* START *

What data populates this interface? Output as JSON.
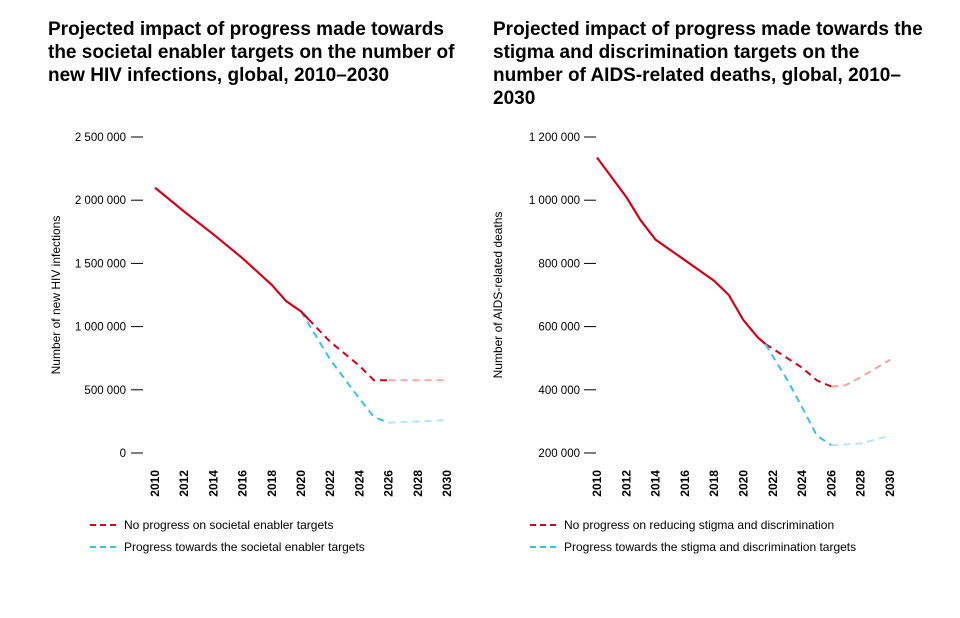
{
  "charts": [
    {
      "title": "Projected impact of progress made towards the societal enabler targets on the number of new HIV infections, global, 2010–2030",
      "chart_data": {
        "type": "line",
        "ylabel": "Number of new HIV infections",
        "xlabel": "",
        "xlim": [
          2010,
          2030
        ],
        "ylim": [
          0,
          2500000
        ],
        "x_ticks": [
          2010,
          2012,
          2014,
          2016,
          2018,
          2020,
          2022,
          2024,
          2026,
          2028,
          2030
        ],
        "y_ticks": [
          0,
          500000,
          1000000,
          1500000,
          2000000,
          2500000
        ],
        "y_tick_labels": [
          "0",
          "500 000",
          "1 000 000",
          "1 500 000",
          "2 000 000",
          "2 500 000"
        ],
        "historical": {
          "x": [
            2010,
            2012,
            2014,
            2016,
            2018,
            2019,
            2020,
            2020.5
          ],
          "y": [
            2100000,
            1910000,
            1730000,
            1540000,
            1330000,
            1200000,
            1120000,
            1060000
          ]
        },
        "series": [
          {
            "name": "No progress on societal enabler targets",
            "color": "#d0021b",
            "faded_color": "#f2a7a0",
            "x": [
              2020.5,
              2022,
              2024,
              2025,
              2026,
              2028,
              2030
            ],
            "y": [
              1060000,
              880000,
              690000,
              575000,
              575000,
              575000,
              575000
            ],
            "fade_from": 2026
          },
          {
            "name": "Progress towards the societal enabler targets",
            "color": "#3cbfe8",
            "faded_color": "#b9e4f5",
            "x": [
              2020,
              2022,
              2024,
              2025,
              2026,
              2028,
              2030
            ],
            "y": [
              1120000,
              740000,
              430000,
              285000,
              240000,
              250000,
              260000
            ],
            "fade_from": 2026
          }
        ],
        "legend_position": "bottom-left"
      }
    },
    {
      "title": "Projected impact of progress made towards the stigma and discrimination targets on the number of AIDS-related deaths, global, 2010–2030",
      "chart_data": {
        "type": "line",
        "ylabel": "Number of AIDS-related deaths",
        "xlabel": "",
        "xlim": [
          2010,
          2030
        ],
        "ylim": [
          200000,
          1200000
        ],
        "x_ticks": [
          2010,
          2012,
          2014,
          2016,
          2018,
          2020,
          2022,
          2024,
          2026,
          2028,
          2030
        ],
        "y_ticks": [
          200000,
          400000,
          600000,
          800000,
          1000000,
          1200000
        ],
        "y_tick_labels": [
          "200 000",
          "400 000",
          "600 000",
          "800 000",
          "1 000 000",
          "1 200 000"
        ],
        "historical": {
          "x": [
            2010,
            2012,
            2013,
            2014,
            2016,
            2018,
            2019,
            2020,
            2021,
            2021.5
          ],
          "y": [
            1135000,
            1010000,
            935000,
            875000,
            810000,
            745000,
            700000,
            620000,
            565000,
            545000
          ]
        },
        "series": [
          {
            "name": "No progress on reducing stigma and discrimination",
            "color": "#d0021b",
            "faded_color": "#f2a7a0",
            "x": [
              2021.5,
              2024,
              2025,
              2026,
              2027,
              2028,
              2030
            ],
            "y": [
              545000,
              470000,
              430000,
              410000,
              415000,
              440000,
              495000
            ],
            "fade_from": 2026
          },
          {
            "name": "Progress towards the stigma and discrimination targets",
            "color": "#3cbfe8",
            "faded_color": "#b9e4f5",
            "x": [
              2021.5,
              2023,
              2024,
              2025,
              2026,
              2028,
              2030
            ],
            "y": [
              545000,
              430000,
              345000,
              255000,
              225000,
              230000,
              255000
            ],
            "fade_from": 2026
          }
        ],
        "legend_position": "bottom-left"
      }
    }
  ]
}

* END *
* START *

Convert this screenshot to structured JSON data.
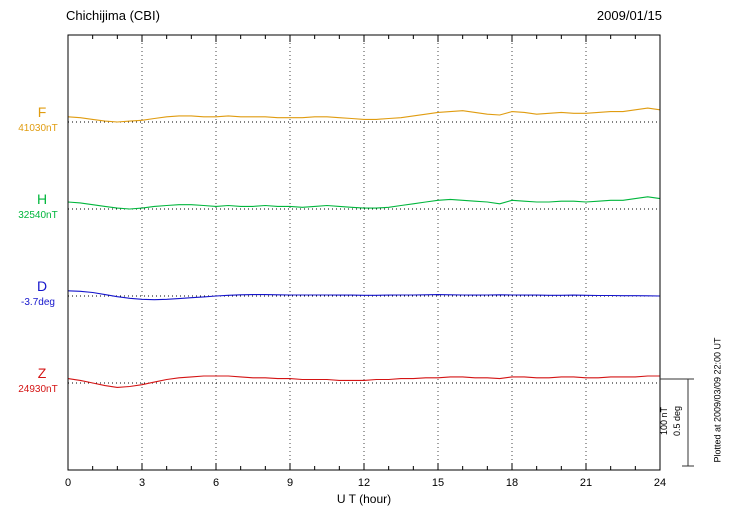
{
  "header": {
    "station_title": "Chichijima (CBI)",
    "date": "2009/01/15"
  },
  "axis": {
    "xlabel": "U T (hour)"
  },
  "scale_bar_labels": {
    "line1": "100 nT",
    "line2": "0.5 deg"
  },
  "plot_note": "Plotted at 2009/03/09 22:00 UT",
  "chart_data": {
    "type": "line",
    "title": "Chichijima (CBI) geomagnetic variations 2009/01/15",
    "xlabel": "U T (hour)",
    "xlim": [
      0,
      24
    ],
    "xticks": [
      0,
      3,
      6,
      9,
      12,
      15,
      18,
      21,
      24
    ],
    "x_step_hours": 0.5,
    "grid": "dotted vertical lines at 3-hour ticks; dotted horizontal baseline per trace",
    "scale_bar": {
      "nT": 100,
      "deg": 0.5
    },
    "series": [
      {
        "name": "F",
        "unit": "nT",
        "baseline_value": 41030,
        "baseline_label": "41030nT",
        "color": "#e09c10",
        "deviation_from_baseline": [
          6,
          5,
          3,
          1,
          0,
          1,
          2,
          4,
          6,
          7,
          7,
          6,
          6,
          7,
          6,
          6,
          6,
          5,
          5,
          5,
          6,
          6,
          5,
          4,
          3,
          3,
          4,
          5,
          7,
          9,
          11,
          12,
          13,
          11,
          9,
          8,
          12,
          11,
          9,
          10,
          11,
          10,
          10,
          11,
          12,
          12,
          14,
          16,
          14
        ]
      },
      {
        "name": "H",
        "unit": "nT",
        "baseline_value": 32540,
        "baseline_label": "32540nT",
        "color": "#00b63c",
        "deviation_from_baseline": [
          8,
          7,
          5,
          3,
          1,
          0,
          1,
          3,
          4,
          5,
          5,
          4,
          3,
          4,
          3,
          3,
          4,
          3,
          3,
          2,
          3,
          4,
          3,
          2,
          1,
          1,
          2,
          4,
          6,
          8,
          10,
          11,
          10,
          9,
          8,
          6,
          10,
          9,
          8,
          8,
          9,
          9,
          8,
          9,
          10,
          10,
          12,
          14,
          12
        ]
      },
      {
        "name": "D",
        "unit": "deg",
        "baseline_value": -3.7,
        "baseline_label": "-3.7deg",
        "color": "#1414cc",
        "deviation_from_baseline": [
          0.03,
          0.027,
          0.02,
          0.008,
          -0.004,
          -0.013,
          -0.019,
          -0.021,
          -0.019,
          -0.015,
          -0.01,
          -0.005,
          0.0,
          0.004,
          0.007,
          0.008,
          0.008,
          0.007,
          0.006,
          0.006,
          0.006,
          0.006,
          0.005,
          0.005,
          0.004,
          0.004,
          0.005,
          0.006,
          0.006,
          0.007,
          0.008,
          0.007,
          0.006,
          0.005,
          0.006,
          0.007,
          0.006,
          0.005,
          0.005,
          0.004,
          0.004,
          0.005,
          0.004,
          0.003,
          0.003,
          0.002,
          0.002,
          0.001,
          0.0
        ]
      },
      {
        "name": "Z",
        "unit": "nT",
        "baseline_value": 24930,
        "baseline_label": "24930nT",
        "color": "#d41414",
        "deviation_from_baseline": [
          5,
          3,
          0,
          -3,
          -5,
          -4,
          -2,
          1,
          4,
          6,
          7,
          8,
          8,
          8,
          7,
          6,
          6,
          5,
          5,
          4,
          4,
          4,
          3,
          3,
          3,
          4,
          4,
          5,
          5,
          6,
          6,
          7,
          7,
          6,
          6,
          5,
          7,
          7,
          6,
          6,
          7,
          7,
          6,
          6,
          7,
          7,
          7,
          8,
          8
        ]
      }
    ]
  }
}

* END *
* START *

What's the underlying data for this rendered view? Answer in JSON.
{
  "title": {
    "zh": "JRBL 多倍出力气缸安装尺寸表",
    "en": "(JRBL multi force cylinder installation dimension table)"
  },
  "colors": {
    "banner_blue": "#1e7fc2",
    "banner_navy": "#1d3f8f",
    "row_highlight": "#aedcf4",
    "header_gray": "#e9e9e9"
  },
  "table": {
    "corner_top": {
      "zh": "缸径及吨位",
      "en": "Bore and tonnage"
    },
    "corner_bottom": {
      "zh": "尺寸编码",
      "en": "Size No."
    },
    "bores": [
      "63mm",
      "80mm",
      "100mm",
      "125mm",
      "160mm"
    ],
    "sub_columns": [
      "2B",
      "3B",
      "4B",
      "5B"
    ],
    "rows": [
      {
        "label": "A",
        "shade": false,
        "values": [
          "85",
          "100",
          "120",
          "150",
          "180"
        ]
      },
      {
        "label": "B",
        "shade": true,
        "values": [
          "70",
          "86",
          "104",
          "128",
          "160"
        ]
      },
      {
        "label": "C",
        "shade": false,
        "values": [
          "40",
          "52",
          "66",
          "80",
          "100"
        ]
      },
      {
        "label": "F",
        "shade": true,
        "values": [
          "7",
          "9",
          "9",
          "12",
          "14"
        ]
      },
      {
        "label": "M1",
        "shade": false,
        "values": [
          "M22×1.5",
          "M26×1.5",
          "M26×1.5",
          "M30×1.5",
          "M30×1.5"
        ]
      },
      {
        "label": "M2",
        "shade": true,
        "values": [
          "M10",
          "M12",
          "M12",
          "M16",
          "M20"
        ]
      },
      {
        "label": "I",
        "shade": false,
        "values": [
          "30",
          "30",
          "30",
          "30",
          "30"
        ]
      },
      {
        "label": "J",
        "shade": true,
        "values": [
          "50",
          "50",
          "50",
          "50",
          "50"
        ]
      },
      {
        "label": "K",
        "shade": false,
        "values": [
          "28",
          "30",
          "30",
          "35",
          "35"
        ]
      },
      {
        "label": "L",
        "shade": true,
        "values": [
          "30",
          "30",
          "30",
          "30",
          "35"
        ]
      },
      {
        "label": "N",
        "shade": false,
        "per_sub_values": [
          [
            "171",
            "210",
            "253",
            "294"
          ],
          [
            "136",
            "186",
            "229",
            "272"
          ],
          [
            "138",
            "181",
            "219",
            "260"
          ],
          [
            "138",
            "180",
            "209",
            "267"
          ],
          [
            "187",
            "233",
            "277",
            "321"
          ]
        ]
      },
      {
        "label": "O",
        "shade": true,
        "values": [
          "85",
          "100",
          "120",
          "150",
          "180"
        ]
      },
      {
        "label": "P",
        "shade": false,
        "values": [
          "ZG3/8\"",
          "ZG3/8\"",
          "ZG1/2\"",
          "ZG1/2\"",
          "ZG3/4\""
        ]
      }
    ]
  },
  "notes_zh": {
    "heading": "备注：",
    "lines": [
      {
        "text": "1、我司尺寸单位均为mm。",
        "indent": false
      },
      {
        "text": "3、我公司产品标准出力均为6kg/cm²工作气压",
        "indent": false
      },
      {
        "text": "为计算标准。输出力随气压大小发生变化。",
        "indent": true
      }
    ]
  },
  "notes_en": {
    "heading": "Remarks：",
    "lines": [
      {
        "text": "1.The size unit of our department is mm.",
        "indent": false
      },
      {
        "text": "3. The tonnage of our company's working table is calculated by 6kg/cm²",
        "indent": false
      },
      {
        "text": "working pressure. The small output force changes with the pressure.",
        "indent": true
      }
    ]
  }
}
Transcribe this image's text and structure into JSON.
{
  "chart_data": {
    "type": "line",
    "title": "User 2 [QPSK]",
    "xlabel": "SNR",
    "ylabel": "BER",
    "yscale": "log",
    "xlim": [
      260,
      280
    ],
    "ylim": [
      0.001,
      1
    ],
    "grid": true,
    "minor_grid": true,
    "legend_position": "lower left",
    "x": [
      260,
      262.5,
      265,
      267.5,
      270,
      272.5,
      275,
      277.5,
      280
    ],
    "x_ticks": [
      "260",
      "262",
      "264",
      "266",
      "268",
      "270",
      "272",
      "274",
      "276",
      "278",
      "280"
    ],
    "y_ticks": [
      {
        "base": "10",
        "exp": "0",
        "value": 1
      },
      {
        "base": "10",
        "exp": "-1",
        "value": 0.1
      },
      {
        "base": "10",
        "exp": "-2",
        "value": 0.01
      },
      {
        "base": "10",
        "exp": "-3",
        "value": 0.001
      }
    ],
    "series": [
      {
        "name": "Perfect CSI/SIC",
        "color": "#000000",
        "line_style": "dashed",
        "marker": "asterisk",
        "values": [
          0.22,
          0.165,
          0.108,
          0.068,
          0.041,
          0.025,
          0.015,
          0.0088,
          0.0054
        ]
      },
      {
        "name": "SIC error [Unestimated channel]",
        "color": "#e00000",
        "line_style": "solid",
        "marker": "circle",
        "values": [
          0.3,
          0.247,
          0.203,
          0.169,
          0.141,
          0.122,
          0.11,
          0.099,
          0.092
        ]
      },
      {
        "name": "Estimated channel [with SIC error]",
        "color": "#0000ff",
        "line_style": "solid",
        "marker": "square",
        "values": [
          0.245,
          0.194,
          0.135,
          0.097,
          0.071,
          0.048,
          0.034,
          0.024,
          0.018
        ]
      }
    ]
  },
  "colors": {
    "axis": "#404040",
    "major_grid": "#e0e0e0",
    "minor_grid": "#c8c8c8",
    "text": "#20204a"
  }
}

* END *

◆ WRITTEN REQUEST
Return all the lines that contain the string "impact".

◆ RESPONSE BELOW
      "title": "Projected impact of progress made towards the societal enabler targets on the number of new HIV infections, global, 2010–2030",
      "title": "Projected impact of progress made towards the stigma and discrimination targets on the number of AIDS-related deaths, global, 2010–2030",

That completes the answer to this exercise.